## Exercise details
Among the records, which lines include "JSON"? List them.

## Material shown
--
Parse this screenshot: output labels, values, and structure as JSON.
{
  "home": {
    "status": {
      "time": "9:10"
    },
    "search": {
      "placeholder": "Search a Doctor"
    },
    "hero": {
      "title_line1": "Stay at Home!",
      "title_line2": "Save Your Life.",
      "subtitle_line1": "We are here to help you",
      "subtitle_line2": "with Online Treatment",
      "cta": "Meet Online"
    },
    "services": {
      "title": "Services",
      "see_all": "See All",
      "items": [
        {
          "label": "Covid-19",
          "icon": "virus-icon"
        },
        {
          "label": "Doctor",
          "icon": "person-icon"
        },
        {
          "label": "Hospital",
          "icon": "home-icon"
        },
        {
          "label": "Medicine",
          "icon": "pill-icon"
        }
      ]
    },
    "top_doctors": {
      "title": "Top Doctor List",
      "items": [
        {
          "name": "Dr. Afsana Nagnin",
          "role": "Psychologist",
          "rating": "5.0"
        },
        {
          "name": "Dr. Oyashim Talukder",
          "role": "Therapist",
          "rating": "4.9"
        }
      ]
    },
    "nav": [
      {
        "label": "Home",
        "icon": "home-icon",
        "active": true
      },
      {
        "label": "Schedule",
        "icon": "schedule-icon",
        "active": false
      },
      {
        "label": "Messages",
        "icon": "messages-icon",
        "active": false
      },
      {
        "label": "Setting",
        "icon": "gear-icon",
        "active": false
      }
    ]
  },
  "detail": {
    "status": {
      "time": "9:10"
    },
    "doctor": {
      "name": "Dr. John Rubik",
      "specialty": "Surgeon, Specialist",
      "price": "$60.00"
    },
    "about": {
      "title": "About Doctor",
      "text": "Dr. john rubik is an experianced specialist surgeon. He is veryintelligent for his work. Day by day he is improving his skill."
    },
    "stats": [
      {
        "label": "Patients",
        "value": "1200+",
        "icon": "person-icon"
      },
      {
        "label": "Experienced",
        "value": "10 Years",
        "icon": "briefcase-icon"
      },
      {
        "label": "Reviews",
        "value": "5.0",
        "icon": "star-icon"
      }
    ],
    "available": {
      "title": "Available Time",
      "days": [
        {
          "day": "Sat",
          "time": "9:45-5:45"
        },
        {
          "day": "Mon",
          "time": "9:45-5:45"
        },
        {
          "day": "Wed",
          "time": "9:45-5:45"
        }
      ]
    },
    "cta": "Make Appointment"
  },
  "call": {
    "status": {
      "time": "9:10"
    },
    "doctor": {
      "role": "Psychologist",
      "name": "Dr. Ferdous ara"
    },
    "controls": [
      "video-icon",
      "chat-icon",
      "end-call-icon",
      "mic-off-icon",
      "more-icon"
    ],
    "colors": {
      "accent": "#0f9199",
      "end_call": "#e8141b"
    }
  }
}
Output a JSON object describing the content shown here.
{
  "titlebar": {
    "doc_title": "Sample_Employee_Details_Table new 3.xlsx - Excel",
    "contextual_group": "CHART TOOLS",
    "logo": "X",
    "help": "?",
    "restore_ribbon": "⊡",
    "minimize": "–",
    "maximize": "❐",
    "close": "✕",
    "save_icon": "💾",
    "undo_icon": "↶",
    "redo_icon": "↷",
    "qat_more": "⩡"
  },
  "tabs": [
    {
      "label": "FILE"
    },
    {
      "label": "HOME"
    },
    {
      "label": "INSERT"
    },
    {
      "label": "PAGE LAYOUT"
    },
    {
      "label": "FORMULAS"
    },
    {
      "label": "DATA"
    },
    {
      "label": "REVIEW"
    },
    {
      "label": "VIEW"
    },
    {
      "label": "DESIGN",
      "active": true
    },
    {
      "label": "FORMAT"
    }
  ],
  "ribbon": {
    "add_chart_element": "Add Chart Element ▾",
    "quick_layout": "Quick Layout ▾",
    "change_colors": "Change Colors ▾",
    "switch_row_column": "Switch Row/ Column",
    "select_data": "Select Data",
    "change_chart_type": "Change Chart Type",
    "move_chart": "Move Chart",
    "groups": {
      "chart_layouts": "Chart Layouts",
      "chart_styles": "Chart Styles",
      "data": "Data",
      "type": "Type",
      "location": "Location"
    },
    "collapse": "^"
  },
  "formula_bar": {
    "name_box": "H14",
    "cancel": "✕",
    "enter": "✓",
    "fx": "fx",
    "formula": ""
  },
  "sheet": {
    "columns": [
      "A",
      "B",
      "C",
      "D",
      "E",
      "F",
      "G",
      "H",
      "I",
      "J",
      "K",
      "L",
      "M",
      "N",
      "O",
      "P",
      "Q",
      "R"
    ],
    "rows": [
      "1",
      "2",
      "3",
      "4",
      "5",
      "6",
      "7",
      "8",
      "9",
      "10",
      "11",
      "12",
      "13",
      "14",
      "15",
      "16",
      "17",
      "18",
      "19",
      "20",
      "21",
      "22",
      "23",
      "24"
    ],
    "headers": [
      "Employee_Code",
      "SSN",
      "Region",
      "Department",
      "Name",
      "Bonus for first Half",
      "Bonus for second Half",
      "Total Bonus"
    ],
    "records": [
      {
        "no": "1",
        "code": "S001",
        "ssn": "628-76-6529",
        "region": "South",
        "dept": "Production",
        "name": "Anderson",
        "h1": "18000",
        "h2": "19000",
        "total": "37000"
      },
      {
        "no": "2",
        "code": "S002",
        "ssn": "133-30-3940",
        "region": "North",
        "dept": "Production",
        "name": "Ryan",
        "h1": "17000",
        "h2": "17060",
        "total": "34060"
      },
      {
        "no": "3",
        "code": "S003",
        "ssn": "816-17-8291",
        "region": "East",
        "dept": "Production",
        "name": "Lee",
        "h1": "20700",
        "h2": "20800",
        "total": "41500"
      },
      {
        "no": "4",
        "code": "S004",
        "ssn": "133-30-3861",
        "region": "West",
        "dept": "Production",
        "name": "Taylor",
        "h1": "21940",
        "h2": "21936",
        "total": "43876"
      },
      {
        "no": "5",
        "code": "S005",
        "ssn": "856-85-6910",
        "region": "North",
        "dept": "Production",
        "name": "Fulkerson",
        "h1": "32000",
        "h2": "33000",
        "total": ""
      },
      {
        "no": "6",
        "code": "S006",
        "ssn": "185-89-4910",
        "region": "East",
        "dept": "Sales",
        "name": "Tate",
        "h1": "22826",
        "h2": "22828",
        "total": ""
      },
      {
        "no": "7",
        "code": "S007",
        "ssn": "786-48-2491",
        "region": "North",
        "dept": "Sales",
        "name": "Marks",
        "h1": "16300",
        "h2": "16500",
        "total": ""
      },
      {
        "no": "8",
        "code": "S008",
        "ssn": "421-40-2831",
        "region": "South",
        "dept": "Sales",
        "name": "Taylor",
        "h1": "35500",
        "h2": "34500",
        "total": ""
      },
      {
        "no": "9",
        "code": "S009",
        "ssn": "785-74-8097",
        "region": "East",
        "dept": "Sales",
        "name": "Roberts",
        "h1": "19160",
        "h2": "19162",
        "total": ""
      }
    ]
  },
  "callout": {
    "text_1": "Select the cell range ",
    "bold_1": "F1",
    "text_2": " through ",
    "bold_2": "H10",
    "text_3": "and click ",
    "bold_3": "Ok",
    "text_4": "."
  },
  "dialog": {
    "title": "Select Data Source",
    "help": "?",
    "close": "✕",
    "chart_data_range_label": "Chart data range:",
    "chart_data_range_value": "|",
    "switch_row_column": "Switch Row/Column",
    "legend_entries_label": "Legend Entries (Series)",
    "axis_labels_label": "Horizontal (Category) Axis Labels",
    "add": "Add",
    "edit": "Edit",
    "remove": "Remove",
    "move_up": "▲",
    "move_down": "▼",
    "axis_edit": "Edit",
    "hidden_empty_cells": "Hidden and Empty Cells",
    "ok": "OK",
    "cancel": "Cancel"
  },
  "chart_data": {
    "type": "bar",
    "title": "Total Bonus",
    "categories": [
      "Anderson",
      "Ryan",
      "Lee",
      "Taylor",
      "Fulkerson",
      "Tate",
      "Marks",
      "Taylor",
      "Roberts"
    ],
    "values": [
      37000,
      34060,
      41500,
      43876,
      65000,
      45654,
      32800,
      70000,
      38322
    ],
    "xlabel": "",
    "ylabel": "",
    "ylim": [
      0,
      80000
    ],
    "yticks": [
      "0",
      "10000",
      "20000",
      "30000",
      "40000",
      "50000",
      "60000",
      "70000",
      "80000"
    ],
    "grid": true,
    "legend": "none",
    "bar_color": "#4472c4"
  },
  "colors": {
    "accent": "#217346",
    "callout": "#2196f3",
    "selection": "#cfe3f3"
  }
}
--
## Your solution
Parse this screenshot: output labels, values, and structure as JSON.
Output a JSON object describing the content shown here.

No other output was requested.